— Instructions to follow —
Find every line in the records that holds the string "formaat". Copy each one.

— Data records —
+===+

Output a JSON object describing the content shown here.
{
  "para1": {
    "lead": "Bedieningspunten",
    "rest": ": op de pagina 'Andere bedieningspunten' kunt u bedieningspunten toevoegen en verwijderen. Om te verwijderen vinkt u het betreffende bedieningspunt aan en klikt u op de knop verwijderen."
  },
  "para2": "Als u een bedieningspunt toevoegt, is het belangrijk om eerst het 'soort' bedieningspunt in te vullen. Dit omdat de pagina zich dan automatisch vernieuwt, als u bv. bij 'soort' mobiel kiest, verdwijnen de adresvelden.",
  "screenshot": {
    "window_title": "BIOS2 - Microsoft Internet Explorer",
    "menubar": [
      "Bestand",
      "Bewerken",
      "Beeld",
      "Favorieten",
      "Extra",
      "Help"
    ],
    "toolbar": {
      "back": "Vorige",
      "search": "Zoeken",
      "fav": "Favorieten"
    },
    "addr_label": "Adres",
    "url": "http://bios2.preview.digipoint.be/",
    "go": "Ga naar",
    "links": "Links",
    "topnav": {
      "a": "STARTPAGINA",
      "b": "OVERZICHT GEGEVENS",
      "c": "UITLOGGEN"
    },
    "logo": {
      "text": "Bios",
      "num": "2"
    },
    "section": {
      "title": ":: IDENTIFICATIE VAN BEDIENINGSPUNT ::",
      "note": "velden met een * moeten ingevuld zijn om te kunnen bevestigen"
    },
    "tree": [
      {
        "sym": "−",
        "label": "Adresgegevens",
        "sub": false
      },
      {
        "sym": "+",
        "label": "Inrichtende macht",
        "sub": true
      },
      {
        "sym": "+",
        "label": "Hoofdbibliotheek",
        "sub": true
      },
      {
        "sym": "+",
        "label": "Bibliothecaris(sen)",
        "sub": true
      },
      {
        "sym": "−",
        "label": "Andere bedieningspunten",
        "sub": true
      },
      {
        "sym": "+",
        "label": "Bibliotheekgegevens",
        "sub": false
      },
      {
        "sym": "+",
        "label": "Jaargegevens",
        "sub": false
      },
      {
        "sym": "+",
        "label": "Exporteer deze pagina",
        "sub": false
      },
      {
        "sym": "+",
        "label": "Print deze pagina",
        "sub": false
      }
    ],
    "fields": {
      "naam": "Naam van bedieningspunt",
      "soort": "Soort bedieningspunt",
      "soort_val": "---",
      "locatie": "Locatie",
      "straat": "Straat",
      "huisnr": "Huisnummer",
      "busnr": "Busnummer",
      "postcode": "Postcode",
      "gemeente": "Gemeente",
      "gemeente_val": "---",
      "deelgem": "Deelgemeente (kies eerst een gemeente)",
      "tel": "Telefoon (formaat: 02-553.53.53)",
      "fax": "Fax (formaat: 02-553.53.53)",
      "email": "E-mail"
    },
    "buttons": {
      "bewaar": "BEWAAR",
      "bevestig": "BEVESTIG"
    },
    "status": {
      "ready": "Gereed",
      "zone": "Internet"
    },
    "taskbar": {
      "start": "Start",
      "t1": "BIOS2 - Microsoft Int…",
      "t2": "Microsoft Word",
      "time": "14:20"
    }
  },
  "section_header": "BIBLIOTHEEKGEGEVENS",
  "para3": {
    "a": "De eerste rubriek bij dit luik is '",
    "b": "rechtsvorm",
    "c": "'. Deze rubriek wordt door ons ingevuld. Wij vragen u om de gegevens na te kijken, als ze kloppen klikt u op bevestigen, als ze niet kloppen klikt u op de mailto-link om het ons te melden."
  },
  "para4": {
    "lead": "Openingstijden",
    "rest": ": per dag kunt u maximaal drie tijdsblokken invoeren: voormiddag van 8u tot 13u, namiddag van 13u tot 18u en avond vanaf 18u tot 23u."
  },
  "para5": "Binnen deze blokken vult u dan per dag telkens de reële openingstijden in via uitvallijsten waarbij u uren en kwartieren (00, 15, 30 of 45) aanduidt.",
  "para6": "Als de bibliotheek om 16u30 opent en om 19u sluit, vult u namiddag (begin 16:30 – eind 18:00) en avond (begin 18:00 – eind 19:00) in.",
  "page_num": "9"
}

+===+

— Problem solution —
      "tel": "Telefoon (formaat: 02-553.53.53)",
      "fax": "Fax (formaat: 02-553.53.53)",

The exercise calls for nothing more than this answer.